##### WORKING DATA

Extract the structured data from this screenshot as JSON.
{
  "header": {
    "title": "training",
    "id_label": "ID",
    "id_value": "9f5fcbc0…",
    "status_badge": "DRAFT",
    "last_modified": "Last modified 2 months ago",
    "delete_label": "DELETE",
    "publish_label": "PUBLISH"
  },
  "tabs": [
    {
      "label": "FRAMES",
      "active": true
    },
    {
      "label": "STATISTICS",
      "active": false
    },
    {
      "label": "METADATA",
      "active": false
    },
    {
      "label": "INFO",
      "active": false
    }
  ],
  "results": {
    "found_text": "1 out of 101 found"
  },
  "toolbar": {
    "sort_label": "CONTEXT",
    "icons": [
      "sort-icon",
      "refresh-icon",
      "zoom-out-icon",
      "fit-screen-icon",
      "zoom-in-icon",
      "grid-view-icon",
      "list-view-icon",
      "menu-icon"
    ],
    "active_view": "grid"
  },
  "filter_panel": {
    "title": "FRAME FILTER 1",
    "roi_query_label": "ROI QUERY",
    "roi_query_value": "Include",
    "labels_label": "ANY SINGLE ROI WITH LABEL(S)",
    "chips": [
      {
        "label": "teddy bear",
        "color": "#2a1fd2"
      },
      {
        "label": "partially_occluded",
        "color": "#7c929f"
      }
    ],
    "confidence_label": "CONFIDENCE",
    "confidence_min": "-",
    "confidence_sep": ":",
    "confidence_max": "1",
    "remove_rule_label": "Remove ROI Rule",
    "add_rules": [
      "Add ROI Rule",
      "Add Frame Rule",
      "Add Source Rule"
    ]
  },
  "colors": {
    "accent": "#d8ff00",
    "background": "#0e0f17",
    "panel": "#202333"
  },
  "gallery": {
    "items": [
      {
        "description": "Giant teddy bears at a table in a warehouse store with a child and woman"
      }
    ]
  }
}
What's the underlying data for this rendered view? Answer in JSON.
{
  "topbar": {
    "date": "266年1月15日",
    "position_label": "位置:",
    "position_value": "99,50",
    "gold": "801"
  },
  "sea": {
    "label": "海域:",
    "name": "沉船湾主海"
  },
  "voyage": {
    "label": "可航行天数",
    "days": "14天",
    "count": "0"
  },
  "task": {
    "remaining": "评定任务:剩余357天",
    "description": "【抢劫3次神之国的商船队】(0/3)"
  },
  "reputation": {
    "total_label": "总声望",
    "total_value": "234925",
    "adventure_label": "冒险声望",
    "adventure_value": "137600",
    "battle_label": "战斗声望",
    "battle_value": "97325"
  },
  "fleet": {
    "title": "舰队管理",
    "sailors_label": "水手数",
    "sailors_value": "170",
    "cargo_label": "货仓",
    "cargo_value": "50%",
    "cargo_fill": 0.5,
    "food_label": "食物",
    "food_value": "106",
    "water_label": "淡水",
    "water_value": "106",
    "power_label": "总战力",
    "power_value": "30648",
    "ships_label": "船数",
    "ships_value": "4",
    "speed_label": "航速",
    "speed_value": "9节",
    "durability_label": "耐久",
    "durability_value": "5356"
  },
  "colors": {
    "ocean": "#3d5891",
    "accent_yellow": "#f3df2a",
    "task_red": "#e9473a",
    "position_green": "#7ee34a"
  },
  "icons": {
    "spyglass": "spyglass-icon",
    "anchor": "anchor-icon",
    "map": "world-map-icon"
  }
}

##########

◆ **WHAT YOU NEED TO DO**
Using the listing, copy every line where the word "teddy" shows up.

◆ **RESPONSE TO THIS TASK**
        "label": "teddy bear",
        "description": "Giant teddy bears at a table in a warehouse store with a child and woman"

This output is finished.